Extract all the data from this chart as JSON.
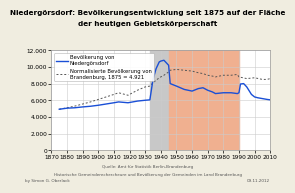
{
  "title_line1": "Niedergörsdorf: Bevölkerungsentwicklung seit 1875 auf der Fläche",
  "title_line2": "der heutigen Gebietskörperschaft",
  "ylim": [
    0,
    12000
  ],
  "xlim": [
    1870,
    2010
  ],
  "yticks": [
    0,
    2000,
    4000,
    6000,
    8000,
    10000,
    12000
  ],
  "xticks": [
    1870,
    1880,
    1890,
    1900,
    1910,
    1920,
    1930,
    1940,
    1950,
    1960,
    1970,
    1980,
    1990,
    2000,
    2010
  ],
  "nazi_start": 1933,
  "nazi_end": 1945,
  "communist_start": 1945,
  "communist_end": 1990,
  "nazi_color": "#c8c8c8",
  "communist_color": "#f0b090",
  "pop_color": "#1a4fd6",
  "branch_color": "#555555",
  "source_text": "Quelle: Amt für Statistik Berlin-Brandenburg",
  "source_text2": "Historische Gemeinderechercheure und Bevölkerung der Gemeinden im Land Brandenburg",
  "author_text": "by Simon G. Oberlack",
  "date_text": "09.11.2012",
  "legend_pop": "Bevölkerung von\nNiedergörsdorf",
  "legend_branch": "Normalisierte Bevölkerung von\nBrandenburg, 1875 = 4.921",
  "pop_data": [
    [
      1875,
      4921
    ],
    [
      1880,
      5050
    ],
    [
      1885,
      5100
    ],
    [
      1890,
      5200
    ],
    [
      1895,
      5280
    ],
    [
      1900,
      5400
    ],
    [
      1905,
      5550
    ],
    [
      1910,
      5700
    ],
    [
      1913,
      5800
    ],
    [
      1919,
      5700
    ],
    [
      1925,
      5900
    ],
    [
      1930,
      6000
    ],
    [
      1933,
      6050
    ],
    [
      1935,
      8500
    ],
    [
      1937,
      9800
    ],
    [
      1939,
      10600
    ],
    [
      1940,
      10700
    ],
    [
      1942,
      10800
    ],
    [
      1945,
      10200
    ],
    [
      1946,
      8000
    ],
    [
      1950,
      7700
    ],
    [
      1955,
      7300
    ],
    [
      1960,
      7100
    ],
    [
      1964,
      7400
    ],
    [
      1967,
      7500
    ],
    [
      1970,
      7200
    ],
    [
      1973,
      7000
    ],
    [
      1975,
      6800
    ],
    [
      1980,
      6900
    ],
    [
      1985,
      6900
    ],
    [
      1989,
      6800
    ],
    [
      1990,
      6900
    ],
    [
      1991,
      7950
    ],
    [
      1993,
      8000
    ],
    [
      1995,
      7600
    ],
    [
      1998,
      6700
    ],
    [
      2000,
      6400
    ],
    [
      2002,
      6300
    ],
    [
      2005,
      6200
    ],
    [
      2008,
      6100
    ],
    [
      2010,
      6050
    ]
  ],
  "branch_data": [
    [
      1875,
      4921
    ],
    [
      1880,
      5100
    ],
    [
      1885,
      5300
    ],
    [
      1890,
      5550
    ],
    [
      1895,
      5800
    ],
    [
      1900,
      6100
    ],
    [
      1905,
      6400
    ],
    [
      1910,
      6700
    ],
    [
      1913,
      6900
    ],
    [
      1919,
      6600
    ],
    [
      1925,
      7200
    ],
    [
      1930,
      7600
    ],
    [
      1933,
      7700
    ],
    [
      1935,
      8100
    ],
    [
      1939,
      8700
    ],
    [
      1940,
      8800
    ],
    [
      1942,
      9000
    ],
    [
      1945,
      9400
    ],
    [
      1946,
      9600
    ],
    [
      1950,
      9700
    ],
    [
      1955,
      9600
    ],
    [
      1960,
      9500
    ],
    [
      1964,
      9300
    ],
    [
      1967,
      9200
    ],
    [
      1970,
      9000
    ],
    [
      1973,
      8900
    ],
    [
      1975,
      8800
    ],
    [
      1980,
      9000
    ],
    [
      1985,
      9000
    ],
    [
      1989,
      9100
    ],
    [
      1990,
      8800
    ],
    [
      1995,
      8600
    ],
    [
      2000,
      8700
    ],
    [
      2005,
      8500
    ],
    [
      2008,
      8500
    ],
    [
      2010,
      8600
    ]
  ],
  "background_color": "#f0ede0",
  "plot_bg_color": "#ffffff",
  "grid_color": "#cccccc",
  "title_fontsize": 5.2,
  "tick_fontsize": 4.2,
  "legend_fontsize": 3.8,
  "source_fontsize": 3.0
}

+---+

◆ **Directions**: Write out every entry again word for word, without any of the pictures.

◆ **Solution to the problem**:
Extract all the data from this chart as JSON.
{
  "title_line1": "Niedergörsdorf: Bevölkerungsentwicklung seit 1875 auf der Fläche",
  "title_line2": "der heutigen Gebietskörperschaft",
  "ylim": [
    0,
    12000
  ],
  "xlim": [
    1870,
    2010
  ],
  "yticks": [
    0,
    2000,
    4000,
    6000,
    8000,
    10000,
    12000
  ],
  "xticks": [
    1870,
    1880,
    1890,
    1900,
    1910,
    1920,
    1930,
    1940,
    1950,
    1960,
    1970,
    1980,
    1990,
    2000,
    2010
  ],
  "nazi_start": 1933,
  "nazi_end": 1945,
  "communist_start": 1945,
  "communist_end": 1990,
  "nazi_color": "#c8c8c8",
  "communist_color": "#f0b090",
  "pop_color": "#1a4fd6",
  "branch_color": "#555555",
  "source_text": "Quelle: Amt für Statistik Berlin-Brandenburg",
  "source_text2": "Historische Gemeinderechercheure und Bevölkerung der Gemeinden im Land Brandenburg",
  "author_text": "by Simon G. Oberlack",
  "date_text": "09.11.2012",
  "legend_pop": "Bevölkerung von\nNiedergörsdorf",
  "legend_branch": "Normalisierte Bevölkerung von\nBrandenburg, 1875 = 4.921",
  "pop_data": [
    [
      1875,
      4921
    ],
    [
      1880,
      5050
    ],
    [
      1885,
      5100
    ],
    [
      1890,
      5200
    ],
    [
      1895,
      5280
    ],
    [
      1900,
      5400
    ],
    [
      1905,
      5550
    ],
    [
      1910,
      5700
    ],
    [
      1913,
      5800
    ],
    [
      1919,
      5700
    ],
    [
      1925,
      5900
    ],
    [
      1930,
      6000
    ],
    [
      1933,
      6050
    ],
    [
      1935,
      8500
    ],
    [
      1937,
      9800
    ],
    [
      1939,
      10600
    ],
    [
      1940,
      10700
    ],
    [
      1942,
      10800
    ],
    [
      1945,
      10200
    ],
    [
      1946,
      8000
    ],
    [
      1950,
      7700
    ],
    [
      1955,
      7300
    ],
    [
      1960,
      7100
    ],
    [
      1964,
      7400
    ],
    [
      1967,
      7500
    ],
    [
      1970,
      7200
    ],
    [
      1973,
      7000
    ],
    [
      1975,
      6800
    ],
    [
      1980,
      6900
    ],
    [
      1985,
      6900
    ],
    [
      1989,
      6800
    ],
    [
      1990,
      6900
    ],
    [
      1991,
      7950
    ],
    [
      1993,
      8000
    ],
    [
      1995,
      7600
    ],
    [
      1998,
      6700
    ],
    [
      2000,
      6400
    ],
    [
      2002,
      6300
    ],
    [
      2005,
      6200
    ],
    [
      2008,
      6100
    ],
    [
      2010,
      6050
    ]
  ],
  "branch_data": [
    [
      1875,
      4921
    ],
    [
      1880,
      5100
    ],
    [
      1885,
      5300
    ],
    [
      1890,
      5550
    ],
    [
      1895,
      5800
    ],
    [
      1900,
      6100
    ],
    [
      1905,
      6400
    ],
    [
      1910,
      6700
    ],
    [
      1913,
      6900
    ],
    [
      1919,
      6600
    ],
    [
      1925,
      7200
    ],
    [
      1930,
      7600
    ],
    [
      1933,
      7700
    ],
    [
      1935,
      8100
    ],
    [
      1939,
      8700
    ],
    [
      1940,
      8800
    ],
    [
      1942,
      9000
    ],
    [
      1945,
      9400
    ],
    [
      1946,
      9600
    ],
    [
      1950,
      9700
    ],
    [
      1955,
      9600
    ],
    [
      1960,
      9500
    ],
    [
      1964,
      9300
    ],
    [
      1967,
      9200
    ],
    [
      1970,
      9000
    ],
    [
      1973,
      8900
    ],
    [
      1975,
      8800
    ],
    [
      1980,
      9000
    ],
    [
      1985,
      9000
    ],
    [
      1989,
      9100
    ],
    [
      1990,
      8800
    ],
    [
      1995,
      8600
    ],
    [
      2000,
      8700
    ],
    [
      2005,
      8500
    ],
    [
      2008,
      8500
    ],
    [
      2010,
      8600
    ]
  ],
  "background_color": "#f0ede0",
  "plot_bg_color": "#ffffff",
  "grid_color": "#cccccc",
  "title_fontsize": 5.2,
  "tick_fontsize": 4.2,
  "legend_fontsize": 3.8,
  "source_fontsize": 3.0
}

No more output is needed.